▶ [Available data]:
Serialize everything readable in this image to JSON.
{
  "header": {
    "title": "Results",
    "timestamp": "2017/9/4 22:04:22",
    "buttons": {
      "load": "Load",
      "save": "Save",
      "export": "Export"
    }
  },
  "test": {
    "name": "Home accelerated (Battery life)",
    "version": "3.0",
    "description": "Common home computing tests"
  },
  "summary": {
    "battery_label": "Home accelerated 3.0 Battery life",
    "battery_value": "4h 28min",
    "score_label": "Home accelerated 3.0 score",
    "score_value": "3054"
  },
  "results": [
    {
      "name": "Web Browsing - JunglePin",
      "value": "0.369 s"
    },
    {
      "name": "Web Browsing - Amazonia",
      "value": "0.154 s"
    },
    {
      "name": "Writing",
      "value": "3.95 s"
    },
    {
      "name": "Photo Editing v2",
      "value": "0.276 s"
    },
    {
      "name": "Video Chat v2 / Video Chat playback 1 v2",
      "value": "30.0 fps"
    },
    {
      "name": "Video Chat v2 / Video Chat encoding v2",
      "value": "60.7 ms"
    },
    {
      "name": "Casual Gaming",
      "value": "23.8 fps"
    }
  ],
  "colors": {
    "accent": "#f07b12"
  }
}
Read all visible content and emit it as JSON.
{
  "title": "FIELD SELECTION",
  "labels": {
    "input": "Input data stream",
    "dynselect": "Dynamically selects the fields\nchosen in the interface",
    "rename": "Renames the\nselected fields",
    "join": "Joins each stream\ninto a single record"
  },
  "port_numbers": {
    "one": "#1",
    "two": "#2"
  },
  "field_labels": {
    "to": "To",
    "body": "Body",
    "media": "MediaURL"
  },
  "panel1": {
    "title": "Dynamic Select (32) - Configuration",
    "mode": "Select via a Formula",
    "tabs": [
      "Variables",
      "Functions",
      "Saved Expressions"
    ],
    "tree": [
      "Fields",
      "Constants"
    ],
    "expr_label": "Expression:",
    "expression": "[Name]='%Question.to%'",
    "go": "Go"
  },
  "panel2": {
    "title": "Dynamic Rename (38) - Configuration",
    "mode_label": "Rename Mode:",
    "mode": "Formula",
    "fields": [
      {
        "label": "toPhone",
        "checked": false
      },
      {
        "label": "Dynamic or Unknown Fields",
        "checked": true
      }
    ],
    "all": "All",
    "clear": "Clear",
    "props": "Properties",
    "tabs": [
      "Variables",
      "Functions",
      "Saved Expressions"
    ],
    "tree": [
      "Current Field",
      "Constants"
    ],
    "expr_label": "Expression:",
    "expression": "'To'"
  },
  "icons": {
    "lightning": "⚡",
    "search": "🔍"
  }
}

▶ [Requirements]:
Restate all of the entries above precisely.

▶ [Finished answer]:
Serialize everything readable in this image to JSON.
{
  "header": {
    "title": "Results",
    "timestamp": "2017/9/4 22:04:22",
    "buttons": {
      "load": "Load",
      "save": "Save",
      "export": "Export"
    }
  },
  "test": {
    "name": "Home accelerated (Battery life)",
    "version": "3.0",
    "description": "Common home computing tests"
  },
  "summary": {
    "battery_label": "Home accelerated 3.0 Battery life",
    "battery_value": "4h 28min",
    "score_label": "Home accelerated 3.0 score",
    "score_value": "3054"
  },
  "results": [
    {
      "name": "Web Browsing - JunglePin",
      "value": "0.369 s"
    },
    {
      "name": "Web Browsing - Amazonia",
      "value": "0.154 s"
    },
    {
      "name": "Writing",
      "value": "3.95 s"
    },
    {
      "name": "Photo Editing v2",
      "value": "0.276 s"
    },
    {
      "name": "Video Chat v2 / Video Chat playback 1 v2",
      "value": "30.0 fps"
    },
    {
      "name": "Video Chat v2 / Video Chat encoding v2",
      "value": "60.7 ms"
    },
    {
      "name": "Casual Gaming",
      "value": "23.8 fps"
    }
  ],
  "colors": {
    "accent": "#f07b12"
  }
}
Read all visible content and emit it as JSON.
{
  "title": "FIELD SELECTION",
  "labels": {
    "input": "Input data stream",
    "dynselect": "Dynamically selects the fields\nchosen in the interface",
    "rename": "Renames the\nselected fields",
    "join": "Joins each stream\ninto a single record"
  },
  "port_numbers": {
    "one": "#1",
    "two": "#2"
  },
  "field_labels": {
    "to": "To",
    "body": "Body",
    "media": "MediaURL"
  },
  "panel1": {
    "title": "Dynamic Select (32) - Configuration",
    "mode": "Select via a Formula",
    "tabs": [
      "Variables",
      "Functions",
      "Saved Expressions"
    ],
    "tree": [
      "Fields",
      "Constants"
    ],
    "expr_label": "Expression:",
    "expression": "[Name]='%Question.to%'",
    "go": "Go"
  },
  "panel2": {
    "title": "Dynamic Rename (38) - Configuration",
    "mode_label": "Rename Mode:",
    "mode": "Formula",
    "fields": [
      {
        "label": "toPhone",
        "checked": false
      },
      {
        "label": "Dynamic or Unknown Fields",
        "checked": true
      }
    ],
    "all": "All",
    "clear": "Clear",
    "props": "Properties",
    "tabs": [
      "Variables",
      "Functions",
      "Saved Expressions"
    ],
    "tree": [
      "Current Field",
      "Constants"
    ],
    "expr_label": "Expression:",
    "expression": "'To'"
  },
  "icons": {
    "lightning": "⚡",
    "search": "🔍"
  }
}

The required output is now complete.